Structured figure records

---+---

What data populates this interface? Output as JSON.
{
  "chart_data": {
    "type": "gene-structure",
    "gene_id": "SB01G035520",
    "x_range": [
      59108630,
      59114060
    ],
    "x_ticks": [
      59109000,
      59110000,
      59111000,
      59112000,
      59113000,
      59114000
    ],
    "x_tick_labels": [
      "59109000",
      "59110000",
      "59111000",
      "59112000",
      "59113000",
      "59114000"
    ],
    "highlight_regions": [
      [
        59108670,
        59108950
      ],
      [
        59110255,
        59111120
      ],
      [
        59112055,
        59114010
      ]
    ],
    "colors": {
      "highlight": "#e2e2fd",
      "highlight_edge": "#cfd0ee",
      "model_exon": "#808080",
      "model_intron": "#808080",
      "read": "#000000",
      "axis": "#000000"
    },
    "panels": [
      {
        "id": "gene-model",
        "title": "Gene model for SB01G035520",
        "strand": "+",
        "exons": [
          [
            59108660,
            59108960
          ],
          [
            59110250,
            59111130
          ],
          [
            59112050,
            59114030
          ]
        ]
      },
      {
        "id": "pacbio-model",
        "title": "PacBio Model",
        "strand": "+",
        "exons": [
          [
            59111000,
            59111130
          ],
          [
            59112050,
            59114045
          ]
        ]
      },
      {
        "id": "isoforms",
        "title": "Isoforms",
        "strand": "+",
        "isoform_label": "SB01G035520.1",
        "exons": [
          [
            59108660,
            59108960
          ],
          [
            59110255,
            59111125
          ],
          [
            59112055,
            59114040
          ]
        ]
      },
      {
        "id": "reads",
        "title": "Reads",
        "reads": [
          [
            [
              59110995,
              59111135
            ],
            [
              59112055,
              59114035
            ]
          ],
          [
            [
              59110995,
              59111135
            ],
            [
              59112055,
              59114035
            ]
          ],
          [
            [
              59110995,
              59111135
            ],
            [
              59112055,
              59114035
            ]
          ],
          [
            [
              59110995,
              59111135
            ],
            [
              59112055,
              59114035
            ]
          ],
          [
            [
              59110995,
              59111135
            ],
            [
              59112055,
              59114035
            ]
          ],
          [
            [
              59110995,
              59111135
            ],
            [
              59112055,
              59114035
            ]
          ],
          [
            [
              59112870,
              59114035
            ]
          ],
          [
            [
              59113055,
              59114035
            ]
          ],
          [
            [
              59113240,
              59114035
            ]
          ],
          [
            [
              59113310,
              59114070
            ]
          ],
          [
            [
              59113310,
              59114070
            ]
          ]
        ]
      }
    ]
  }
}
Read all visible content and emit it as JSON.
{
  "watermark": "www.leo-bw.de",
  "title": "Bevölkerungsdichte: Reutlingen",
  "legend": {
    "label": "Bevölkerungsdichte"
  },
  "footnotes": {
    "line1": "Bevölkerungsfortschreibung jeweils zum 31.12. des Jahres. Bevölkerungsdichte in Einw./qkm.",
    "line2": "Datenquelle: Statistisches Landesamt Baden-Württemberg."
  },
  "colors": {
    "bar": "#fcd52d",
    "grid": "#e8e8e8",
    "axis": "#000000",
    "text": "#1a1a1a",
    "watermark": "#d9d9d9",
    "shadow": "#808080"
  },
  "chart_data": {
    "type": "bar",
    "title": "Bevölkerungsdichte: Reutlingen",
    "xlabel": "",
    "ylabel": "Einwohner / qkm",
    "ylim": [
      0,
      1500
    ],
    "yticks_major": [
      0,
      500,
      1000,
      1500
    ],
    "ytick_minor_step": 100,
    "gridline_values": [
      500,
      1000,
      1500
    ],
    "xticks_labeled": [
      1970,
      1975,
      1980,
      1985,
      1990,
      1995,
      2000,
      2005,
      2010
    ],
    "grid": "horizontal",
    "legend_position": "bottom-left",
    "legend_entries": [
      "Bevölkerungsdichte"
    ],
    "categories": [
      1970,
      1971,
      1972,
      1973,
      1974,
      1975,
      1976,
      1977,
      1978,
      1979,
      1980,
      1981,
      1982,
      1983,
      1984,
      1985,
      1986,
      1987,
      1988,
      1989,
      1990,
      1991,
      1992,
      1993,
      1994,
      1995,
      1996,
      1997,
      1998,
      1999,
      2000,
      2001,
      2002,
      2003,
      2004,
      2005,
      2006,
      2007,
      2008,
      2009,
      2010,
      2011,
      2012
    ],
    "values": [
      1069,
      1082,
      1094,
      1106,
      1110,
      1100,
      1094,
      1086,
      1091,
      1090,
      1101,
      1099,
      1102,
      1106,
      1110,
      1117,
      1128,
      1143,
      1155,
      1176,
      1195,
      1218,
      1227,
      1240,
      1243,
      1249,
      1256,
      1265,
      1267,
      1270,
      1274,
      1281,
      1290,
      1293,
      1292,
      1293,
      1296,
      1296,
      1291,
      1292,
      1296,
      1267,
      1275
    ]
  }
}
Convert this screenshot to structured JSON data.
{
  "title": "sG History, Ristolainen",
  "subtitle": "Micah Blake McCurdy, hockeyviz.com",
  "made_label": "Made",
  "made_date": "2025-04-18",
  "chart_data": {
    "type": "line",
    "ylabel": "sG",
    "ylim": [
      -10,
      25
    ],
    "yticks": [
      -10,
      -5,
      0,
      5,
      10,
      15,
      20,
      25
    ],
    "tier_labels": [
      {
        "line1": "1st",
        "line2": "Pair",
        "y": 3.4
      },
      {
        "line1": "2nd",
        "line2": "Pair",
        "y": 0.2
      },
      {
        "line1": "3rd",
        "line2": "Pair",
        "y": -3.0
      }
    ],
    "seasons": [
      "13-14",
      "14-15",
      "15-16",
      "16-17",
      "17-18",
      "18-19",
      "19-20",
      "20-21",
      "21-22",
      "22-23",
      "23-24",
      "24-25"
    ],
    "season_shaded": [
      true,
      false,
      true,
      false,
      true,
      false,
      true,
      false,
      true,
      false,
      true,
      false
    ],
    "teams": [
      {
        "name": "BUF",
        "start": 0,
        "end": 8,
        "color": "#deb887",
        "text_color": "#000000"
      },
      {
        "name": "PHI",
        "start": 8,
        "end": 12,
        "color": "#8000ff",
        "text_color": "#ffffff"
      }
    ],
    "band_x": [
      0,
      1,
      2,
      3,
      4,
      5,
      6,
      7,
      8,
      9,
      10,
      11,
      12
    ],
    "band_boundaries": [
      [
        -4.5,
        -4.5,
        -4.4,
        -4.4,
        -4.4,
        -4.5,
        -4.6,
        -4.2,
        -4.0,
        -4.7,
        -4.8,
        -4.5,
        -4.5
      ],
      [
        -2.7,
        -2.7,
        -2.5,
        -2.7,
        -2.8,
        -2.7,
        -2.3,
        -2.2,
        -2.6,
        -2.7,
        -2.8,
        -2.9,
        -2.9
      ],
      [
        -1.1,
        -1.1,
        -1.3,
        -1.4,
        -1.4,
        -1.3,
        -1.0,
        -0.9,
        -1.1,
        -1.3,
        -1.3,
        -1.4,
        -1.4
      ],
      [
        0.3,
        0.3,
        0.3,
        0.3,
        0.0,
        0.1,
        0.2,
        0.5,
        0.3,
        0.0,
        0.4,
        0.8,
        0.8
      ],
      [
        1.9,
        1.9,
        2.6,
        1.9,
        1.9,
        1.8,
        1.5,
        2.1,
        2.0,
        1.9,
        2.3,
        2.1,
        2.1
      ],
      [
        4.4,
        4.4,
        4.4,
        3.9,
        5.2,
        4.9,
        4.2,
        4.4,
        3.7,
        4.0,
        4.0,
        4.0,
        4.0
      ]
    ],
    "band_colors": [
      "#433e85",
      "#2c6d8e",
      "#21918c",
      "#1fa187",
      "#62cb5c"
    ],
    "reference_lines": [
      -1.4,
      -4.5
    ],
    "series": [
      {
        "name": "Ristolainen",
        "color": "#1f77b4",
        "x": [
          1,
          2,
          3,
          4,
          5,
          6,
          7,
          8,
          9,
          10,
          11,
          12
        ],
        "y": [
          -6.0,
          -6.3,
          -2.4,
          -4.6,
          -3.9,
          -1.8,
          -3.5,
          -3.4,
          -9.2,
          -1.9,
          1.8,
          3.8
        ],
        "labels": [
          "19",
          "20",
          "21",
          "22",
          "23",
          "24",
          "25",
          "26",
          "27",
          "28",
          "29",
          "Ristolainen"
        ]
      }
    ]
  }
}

---+---

- [Problem statement]:
Gather each line in the entries above where the string "Reutlingen" is found.

- [Exercise result]:
  "title": "Bevölkerungsdichte: Reutlingen",
    "title": "Bevölkerungsdichte: Reutlingen",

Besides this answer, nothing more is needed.